- _Record list_:
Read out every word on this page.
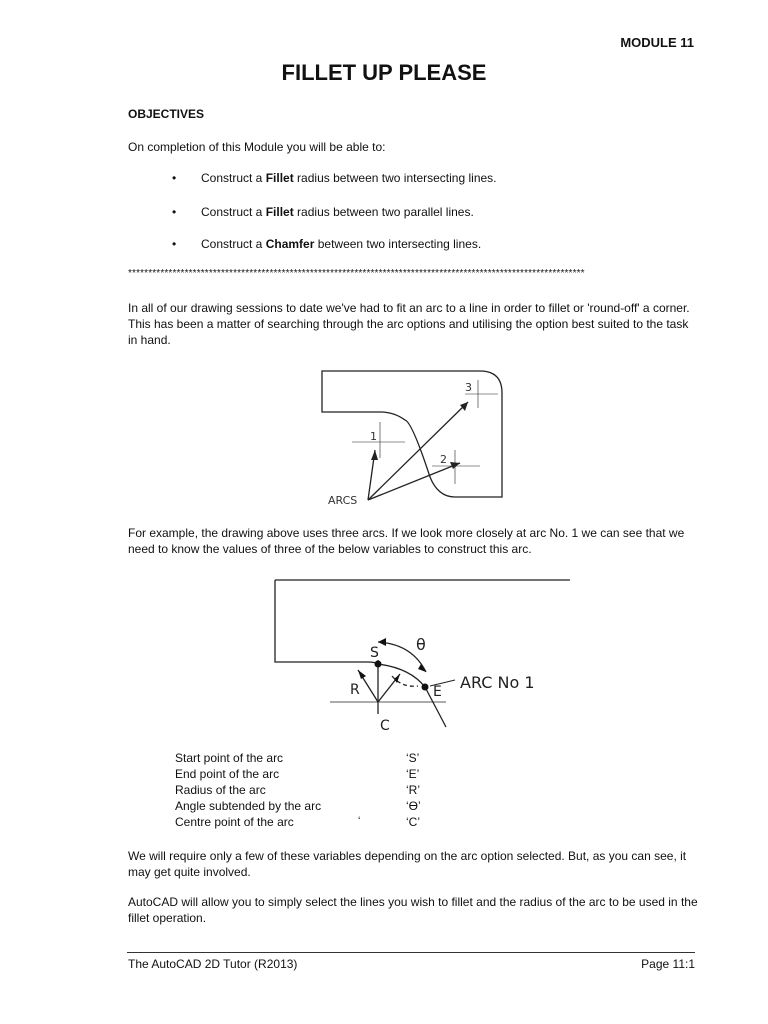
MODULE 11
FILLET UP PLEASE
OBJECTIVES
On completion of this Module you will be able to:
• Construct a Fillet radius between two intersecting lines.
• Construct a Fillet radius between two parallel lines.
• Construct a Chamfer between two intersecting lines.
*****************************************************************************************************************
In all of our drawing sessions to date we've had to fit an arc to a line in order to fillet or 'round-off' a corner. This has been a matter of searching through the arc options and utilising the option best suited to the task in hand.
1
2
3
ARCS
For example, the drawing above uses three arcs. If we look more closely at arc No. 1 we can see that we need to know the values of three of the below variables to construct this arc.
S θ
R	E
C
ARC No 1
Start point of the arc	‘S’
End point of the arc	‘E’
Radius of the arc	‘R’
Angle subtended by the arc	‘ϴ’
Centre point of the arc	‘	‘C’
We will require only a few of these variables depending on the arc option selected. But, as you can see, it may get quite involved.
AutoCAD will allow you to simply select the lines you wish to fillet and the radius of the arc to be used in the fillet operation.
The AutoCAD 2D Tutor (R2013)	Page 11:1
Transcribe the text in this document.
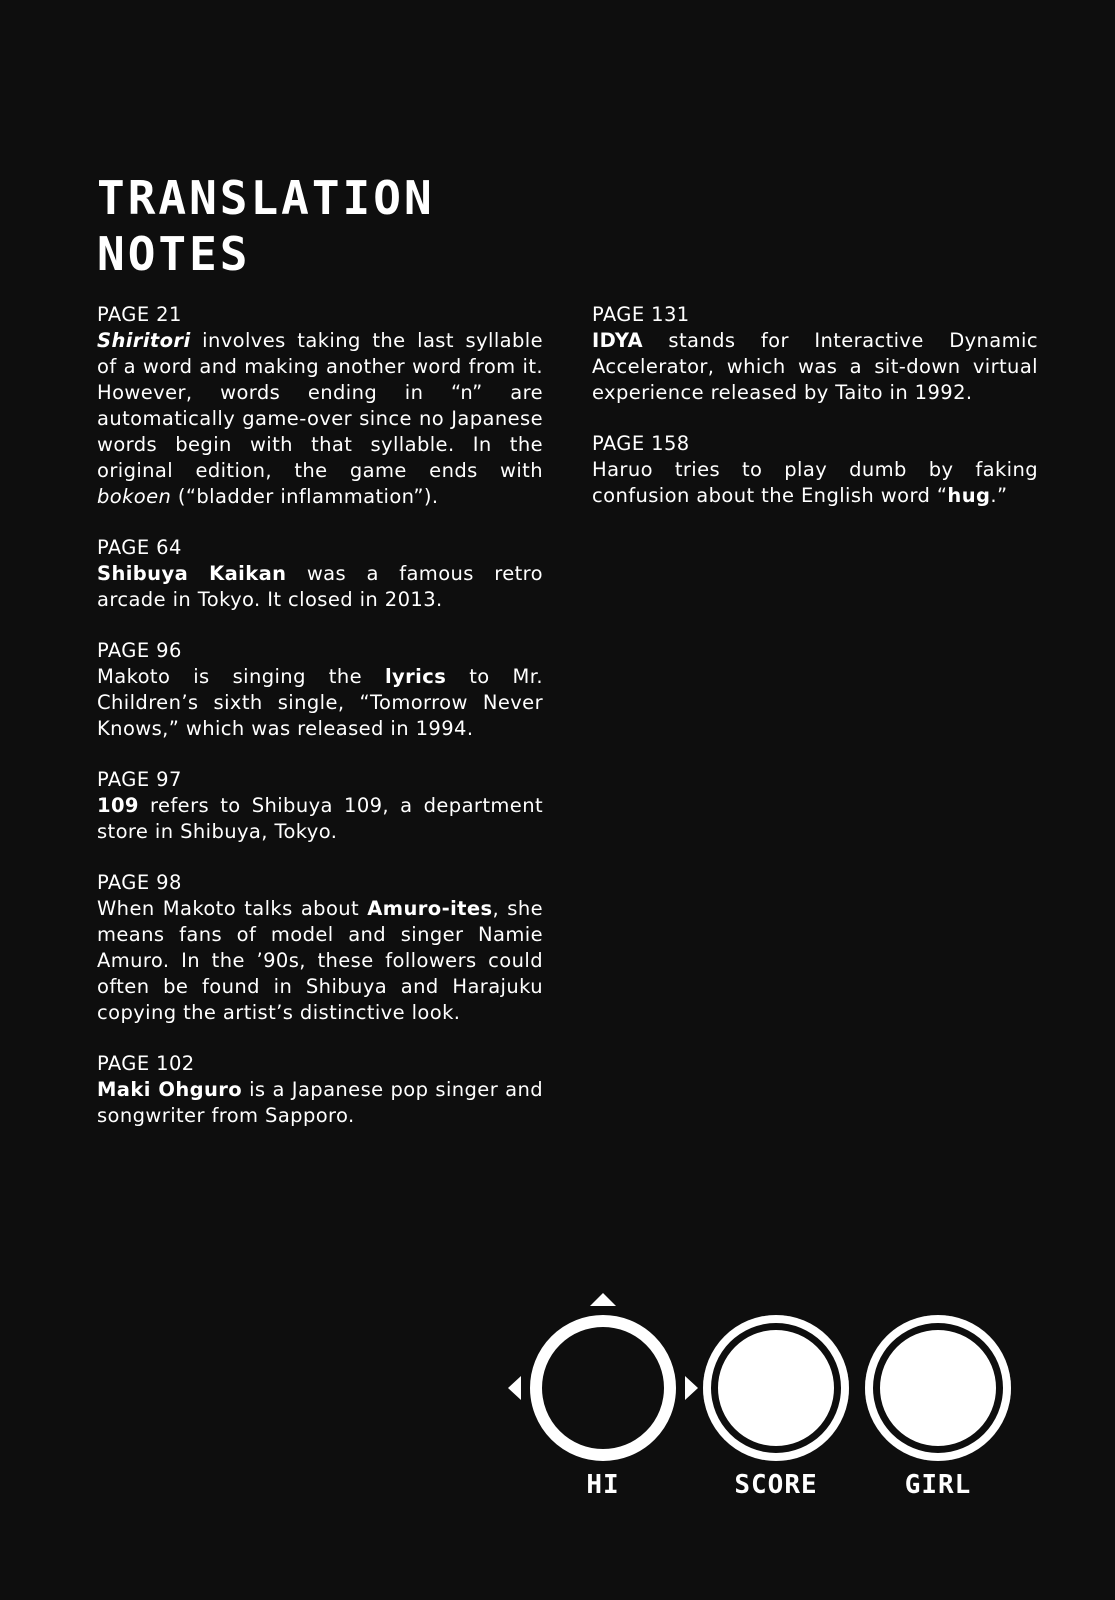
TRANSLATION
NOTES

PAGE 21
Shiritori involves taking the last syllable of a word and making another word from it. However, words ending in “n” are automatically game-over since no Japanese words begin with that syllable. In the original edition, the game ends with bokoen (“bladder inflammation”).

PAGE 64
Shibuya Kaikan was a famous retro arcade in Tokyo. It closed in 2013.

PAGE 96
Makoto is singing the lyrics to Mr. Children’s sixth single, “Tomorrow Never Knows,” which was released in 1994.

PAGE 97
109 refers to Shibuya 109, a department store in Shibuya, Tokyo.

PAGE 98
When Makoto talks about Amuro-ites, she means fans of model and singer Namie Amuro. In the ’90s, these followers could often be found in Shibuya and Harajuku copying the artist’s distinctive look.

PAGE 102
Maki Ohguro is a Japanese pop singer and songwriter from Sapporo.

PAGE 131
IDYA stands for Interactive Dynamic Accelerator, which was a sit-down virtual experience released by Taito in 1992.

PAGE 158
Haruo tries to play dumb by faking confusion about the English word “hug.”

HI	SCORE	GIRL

- _Task objective_: Copy the records exactly. Skip the pictures.

- _Response to this task_:
Read out every word on this page.
MODULE 11
FILLET UP PLEASE
OBJECTIVES
On completion of this Module you will be able to:
• Construct a Fillet radius between two intersecting lines.
• Construct a Fillet radius between two parallel lines.
• Construct a Chamfer between two intersecting lines.
*****************************************************************************************************************
In all of our drawing sessions to date we've had to fit an arc to a line in order to fillet or 'round-off' a corner. This has been a matter of searching through the arc options and utilising the option best suited to the task in hand.
1
2
3
ARCS
For example, the drawing above uses three arcs. If we look more closely at arc No. 1 we can see that we need to know the values of three of the below variables to construct this arc.
S θ
R	E
C
ARC No 1
Start point of the arc	‘S’
End point of the arc	‘E’
Radius of the arc	‘R’
Angle subtended by the arc	‘ϴ’
Centre point of the arc	‘	‘C’
We will require only a few of these variables depending on the arc option selected. But, as you can see, it may get quite involved.
AutoCAD will allow you to simply select the lines you wish to fillet and the radius of the arc to be used in the fillet operation.
The AutoCAD 2D Tutor (R2013)	Page 11:1
Transcribe the text in this document.
TRANSLATION
NOTES

PAGE 21
Shiritori involves taking the last syllable of a word and making another word from it. However, words ending in “n” are automatically game-over since no Japanese words begin with that syllable. In the original edition, the game ends with bokoen (“bladder inflammation”).

PAGE 64
Shibuya Kaikan was a famous retro arcade in Tokyo. It closed in 2013.

PAGE 96
Makoto is singing the lyrics to Mr. Children’s sixth single, “Tomorrow Never Knows,” which was released in 1994.

PAGE 97
109 refers to Shibuya 109, a department store in Shibuya, Tokyo.

PAGE 98
When Makoto talks about Amuro-ites, she means fans of model and singer Namie Amuro. In the ’90s, these followers could often be found in Shibuya and Harajuku copying the artist’s distinctive look.

PAGE 102
Maki Ohguro is a Japanese pop singer and songwriter from Sapporo.

PAGE 131
IDYA stands for Interactive Dynamic Accelerator, which was a sit-down virtual experience released by Taito in 1992.

PAGE 158
Haruo tries to play dumb by faking confusion about the English word “hug.”

HI	SCORE	GIRL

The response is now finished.